SHORT EXERCISE: Tally the lines holding the word "grid" and state the count by itself.

INFORMATION SUPPLIED:

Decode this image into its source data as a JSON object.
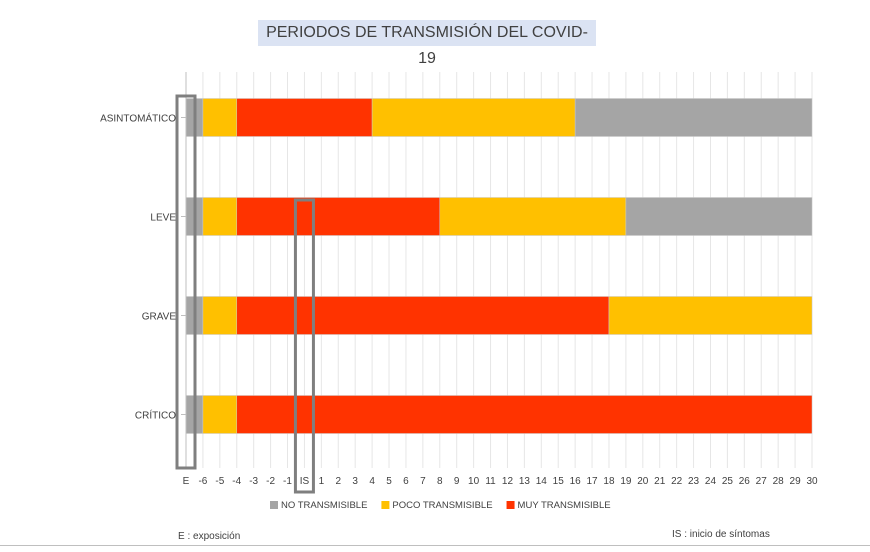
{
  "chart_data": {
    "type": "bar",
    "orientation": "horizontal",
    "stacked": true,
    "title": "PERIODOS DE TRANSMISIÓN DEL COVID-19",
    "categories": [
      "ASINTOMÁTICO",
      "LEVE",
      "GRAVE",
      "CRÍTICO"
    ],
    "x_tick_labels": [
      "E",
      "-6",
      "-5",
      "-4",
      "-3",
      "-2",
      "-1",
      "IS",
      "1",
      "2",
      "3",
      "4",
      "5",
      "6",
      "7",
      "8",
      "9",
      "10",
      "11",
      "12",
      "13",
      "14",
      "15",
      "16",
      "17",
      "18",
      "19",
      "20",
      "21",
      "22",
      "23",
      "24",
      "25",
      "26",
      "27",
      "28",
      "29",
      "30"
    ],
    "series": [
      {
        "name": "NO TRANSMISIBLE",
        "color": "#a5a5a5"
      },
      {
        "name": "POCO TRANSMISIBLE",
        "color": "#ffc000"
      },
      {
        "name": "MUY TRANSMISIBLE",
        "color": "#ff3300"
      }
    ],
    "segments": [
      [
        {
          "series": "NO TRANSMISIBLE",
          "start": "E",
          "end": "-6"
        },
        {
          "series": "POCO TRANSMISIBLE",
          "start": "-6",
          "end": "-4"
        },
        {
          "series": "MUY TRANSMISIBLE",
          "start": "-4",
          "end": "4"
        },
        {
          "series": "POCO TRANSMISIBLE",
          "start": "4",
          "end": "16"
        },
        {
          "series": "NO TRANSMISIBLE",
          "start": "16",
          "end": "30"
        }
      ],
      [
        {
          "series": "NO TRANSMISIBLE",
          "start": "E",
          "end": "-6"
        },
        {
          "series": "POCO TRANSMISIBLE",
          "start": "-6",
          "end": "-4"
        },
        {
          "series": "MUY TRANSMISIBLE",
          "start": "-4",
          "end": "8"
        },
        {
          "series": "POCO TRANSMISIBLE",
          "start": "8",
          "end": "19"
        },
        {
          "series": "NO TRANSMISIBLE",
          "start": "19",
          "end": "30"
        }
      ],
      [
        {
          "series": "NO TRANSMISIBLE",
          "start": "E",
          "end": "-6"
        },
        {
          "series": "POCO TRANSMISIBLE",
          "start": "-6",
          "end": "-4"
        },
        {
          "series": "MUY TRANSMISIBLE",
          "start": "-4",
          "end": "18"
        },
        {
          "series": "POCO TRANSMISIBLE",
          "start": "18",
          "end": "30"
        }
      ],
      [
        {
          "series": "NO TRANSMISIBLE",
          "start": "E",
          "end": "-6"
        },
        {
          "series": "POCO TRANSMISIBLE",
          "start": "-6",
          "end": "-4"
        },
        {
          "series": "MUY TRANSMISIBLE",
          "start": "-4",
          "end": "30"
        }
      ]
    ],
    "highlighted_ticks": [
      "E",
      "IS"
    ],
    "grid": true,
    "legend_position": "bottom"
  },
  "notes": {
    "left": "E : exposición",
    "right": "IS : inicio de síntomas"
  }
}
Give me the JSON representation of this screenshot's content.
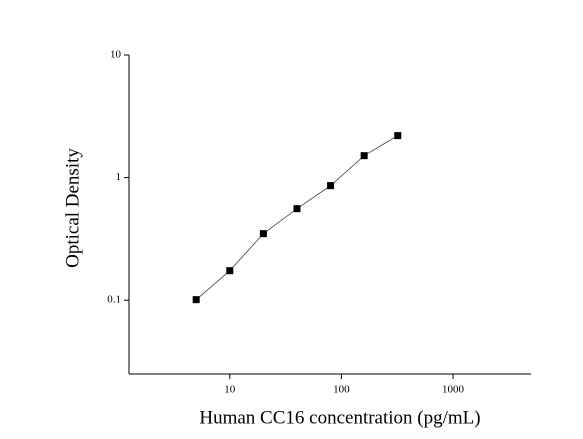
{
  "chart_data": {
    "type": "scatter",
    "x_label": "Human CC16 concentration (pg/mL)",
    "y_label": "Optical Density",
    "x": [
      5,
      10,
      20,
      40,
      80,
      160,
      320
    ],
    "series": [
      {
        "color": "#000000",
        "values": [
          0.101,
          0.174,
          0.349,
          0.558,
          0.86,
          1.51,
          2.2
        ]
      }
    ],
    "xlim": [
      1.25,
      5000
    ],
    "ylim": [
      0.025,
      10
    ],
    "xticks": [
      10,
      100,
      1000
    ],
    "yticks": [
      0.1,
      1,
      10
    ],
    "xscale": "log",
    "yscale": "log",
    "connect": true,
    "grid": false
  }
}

...

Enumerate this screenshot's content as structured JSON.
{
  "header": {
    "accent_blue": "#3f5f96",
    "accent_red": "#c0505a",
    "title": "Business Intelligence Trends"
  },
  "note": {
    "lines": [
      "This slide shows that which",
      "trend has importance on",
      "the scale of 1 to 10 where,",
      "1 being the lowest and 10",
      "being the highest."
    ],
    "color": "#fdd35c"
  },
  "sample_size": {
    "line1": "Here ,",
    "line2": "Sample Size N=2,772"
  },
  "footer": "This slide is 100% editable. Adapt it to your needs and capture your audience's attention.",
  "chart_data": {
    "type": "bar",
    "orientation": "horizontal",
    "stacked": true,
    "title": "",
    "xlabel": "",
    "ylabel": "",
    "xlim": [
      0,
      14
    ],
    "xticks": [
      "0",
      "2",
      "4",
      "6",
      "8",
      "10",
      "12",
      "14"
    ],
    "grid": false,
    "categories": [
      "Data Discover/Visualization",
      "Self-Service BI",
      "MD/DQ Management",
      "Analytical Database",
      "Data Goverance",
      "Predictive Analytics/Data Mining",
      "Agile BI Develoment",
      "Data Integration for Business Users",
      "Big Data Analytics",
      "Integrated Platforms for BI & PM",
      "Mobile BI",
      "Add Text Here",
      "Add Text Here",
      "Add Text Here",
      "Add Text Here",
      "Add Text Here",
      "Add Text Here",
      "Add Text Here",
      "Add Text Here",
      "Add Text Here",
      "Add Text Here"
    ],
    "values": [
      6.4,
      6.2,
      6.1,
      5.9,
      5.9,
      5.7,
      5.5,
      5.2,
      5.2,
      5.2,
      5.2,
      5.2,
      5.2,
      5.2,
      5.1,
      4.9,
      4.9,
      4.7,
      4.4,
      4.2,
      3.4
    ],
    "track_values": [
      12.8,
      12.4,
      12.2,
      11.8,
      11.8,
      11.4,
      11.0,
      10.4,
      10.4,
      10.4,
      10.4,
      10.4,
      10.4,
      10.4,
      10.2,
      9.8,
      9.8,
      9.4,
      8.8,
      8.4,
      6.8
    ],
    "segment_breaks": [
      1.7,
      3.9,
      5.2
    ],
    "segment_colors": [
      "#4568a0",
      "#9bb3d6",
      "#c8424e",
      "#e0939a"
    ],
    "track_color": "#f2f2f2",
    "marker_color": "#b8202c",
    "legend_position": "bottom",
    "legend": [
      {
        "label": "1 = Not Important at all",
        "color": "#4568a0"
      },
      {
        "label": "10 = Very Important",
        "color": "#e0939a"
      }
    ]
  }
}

==

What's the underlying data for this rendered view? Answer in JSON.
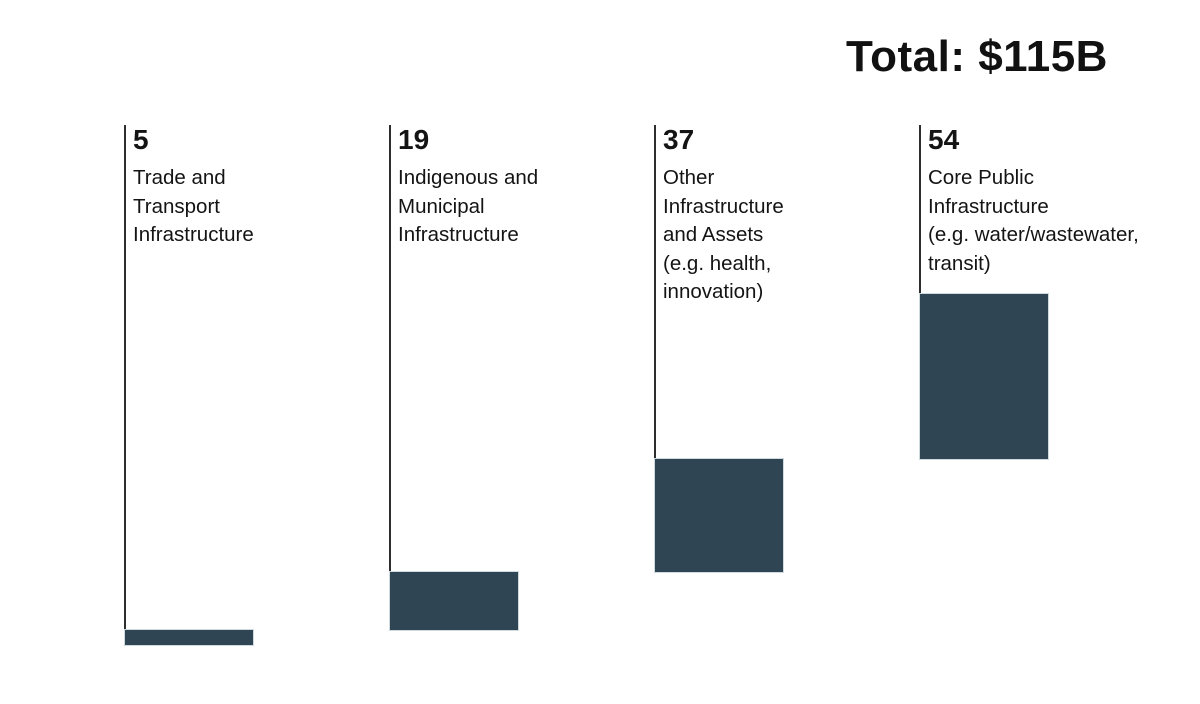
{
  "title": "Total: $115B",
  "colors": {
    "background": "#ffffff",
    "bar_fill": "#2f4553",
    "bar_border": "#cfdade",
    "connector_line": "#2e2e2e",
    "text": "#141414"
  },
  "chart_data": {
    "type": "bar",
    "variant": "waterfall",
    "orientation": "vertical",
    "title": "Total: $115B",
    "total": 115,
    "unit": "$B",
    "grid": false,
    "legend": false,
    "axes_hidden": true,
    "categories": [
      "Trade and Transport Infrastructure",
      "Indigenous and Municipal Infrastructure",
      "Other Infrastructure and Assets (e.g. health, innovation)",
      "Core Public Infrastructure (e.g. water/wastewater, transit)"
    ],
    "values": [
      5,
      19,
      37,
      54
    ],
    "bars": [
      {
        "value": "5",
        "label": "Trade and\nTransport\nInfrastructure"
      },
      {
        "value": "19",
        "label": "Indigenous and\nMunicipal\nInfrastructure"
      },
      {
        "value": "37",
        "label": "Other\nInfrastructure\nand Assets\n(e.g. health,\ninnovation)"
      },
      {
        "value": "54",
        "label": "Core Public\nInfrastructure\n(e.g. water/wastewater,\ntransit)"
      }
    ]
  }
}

SOLUTION FOR THIS TASK: 4